What is asked
Locate the word "Cumulative" in the entries below, then gather every line that holds it.

Records that describe figures:

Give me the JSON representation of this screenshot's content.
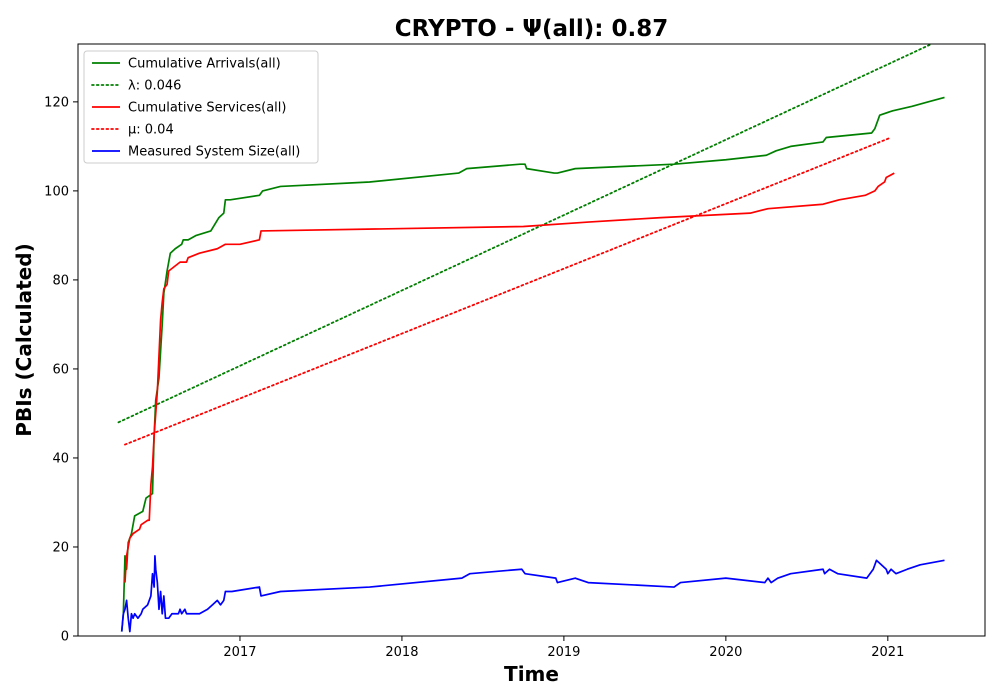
{
  "chart_data": {
    "type": "line",
    "title": "CRYPTO -  Ψ(all): 0.87",
    "xlabel": "Time",
    "ylabel": "PBIs (Calculated)",
    "xlim": [
      2016.0,
      2021.6
    ],
    "ylim": [
      0,
      133
    ],
    "x_ticks": [
      2017,
      2018,
      2019,
      2020,
      2021
    ],
    "x_tick_labels": [
      "2017",
      "2018",
      "2019",
      "2020",
      "2021"
    ],
    "y_ticks": [
      0,
      20,
      40,
      60,
      80,
      100,
      120
    ],
    "y_tick_labels": [
      "0",
      "20",
      "40",
      "60",
      "80",
      "100",
      "120"
    ],
    "grid": false,
    "legend_position": "upper-left",
    "series": [
      {
        "name": "Cumulative Arrivals(all)",
        "color": "#008000",
        "style": "solid",
        "points": [
          [
            2016.27,
            1
          ],
          [
            2016.28,
            5
          ],
          [
            2016.29,
            18
          ],
          [
            2016.3,
            15
          ],
          [
            2016.31,
            21
          ],
          [
            2016.33,
            23
          ],
          [
            2016.35,
            27
          ],
          [
            2016.4,
            28
          ],
          [
            2016.42,
            31
          ],
          [
            2016.46,
            32
          ],
          [
            2016.47,
            45
          ],
          [
            2016.48,
            53
          ],
          [
            2016.5,
            58
          ],
          [
            2016.51,
            64
          ],
          [
            2016.52,
            70
          ],
          [
            2016.53,
            77
          ],
          [
            2016.55,
            82
          ],
          [
            2016.57,
            86
          ],
          [
            2016.6,
            87
          ],
          [
            2016.64,
            88
          ],
          [
            2016.65,
            89
          ],
          [
            2016.68,
            89
          ],
          [
            2016.73,
            90
          ],
          [
            2016.82,
            91
          ],
          [
            2016.87,
            94
          ],
          [
            2016.9,
            95
          ],
          [
            2016.91,
            98
          ],
          [
            2016.94,
            98
          ],
          [
            2017.12,
            99
          ],
          [
            2017.14,
            100
          ],
          [
            2017.25,
            101
          ],
          [
            2017.8,
            102
          ],
          [
            2018.35,
            104
          ],
          [
            2018.4,
            105
          ],
          [
            2018.73,
            106
          ],
          [
            2018.76,
            106
          ],
          [
            2018.77,
            105
          ],
          [
            2018.94,
            104
          ],
          [
            2018.96,
            104
          ],
          [
            2019.07,
            105
          ],
          [
            2019.68,
            106
          ],
          [
            2020.0,
            107
          ],
          [
            2020.25,
            108
          ],
          [
            2020.31,
            109
          ],
          [
            2020.4,
            110
          ],
          [
            2020.6,
            111
          ],
          [
            2020.62,
            112
          ],
          [
            2020.9,
            113
          ],
          [
            2020.92,
            114
          ],
          [
            2020.95,
            117
          ],
          [
            2021.03,
            118
          ],
          [
            2021.15,
            119
          ],
          [
            2021.25,
            120
          ],
          [
            2021.35,
            121
          ]
        ]
      },
      {
        "name": "λ: 0.046",
        "color": "#008000",
        "style": "dotted",
        "points": [
          [
            2016.25,
            48
          ],
          [
            2021.27,
            133
          ]
        ]
      },
      {
        "name": "Cumulative Services(all)",
        "color": "#ff0000",
        "style": "solid",
        "points": [
          [
            2016.29,
            12
          ],
          [
            2016.3,
            18
          ],
          [
            2016.31,
            20
          ],
          [
            2016.32,
            22
          ],
          [
            2016.34,
            23
          ],
          [
            2016.38,
            24
          ],
          [
            2016.39,
            25
          ],
          [
            2016.43,
            26
          ],
          [
            2016.44,
            26
          ],
          [
            2016.45,
            34
          ],
          [
            2016.46,
            38
          ],
          [
            2016.47,
            45
          ],
          [
            2016.48,
            50
          ],
          [
            2016.49,
            55
          ],
          [
            2016.5,
            63
          ],
          [
            2016.51,
            71
          ],
          [
            2016.52,
            75
          ],
          [
            2016.53,
            78
          ],
          [
            2016.55,
            79
          ],
          [
            2016.56,
            82
          ],
          [
            2016.63,
            84
          ],
          [
            2016.67,
            84
          ],
          [
            2016.68,
            85
          ],
          [
            2016.75,
            86
          ],
          [
            2016.86,
            87
          ],
          [
            2016.91,
            88
          ],
          [
            2017.0,
            88
          ],
          [
            2017.12,
            89
          ],
          [
            2017.13,
            91
          ],
          [
            2018.75,
            92
          ],
          [
            2019.15,
            93
          ],
          [
            2019.6,
            94
          ],
          [
            2020.15,
            95
          ],
          [
            2020.26,
            96
          ],
          [
            2020.6,
            97
          ],
          [
            2020.7,
            98
          ],
          [
            2020.86,
            99
          ],
          [
            2020.92,
            100
          ],
          [
            2020.94,
            101
          ],
          [
            2020.98,
            102
          ],
          [
            2020.99,
            103
          ],
          [
            2021.04,
            104
          ]
        ]
      },
      {
        "name": "μ: 0.04",
        "color": "#ff0000",
        "style": "dotted",
        "points": [
          [
            2016.29,
            43
          ],
          [
            2021.02,
            112
          ]
        ]
      },
      {
        "name": "Measured System Size(all)",
        "color": "#0000ff",
        "style": "solid",
        "points": [
          [
            2016.27,
            1
          ],
          [
            2016.28,
            5
          ],
          [
            2016.29,
            6
          ],
          [
            2016.3,
            8
          ],
          [
            2016.31,
            4
          ],
          [
            2016.32,
            1
          ],
          [
            2016.33,
            5
          ],
          [
            2016.34,
            4
          ],
          [
            2016.35,
            5
          ],
          [
            2016.37,
            4
          ],
          [
            2016.39,
            5
          ],
          [
            2016.4,
            6
          ],
          [
            2016.43,
            7
          ],
          [
            2016.45,
            9
          ],
          [
            2016.46,
            14
          ],
          [
            2016.47,
            11
          ],
          [
            2016.475,
            18
          ],
          [
            2016.48,
            15
          ],
          [
            2016.49,
            12
          ],
          [
            2016.5,
            6
          ],
          [
            2016.51,
            10
          ],
          [
            2016.52,
            5
          ],
          [
            2016.53,
            9
          ],
          [
            2016.54,
            4
          ],
          [
            2016.56,
            4
          ],
          [
            2016.58,
            5
          ],
          [
            2016.6,
            5
          ],
          [
            2016.62,
            5
          ],
          [
            2016.63,
            6
          ],
          [
            2016.64,
            5
          ],
          [
            2016.66,
            6
          ],
          [
            2016.67,
            5
          ],
          [
            2016.7,
            5
          ],
          [
            2016.75,
            5
          ],
          [
            2016.8,
            6
          ],
          [
            2016.83,
            7
          ],
          [
            2016.86,
            8
          ],
          [
            2016.88,
            7
          ],
          [
            2016.9,
            8
          ],
          [
            2016.91,
            10
          ],
          [
            2016.95,
            10
          ],
          [
            2017.12,
            11
          ],
          [
            2017.13,
            9
          ],
          [
            2017.25,
            10
          ],
          [
            2017.8,
            11
          ],
          [
            2018.37,
            13
          ],
          [
            2018.42,
            14
          ],
          [
            2018.74,
            15
          ],
          [
            2018.76,
            14
          ],
          [
            2018.95,
            13
          ],
          [
            2018.96,
            12
          ],
          [
            2019.07,
            13
          ],
          [
            2019.15,
            12
          ],
          [
            2019.68,
            11
          ],
          [
            2019.72,
            12
          ],
          [
            2020.0,
            13
          ],
          [
            2020.24,
            12
          ],
          [
            2020.26,
            13
          ],
          [
            2020.28,
            12
          ],
          [
            2020.32,
            13
          ],
          [
            2020.4,
            14
          ],
          [
            2020.6,
            15
          ],
          [
            2020.61,
            14
          ],
          [
            2020.64,
            15
          ],
          [
            2020.69,
            14
          ],
          [
            2020.87,
            13
          ],
          [
            2020.91,
            15
          ],
          [
            2020.93,
            17
          ],
          [
            2020.96,
            16
          ],
          [
            2020.99,
            15
          ],
          [
            2021.0,
            14
          ],
          [
            2021.02,
            15
          ],
          [
            2021.05,
            14
          ],
          [
            2021.12,
            15
          ],
          [
            2021.2,
            16
          ],
          [
            2021.35,
            17
          ]
        ]
      }
    ]
  }
}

Solved problem
        "name": "Cumulative Arrivals(all)",
        "name": "Cumulative Services(all)",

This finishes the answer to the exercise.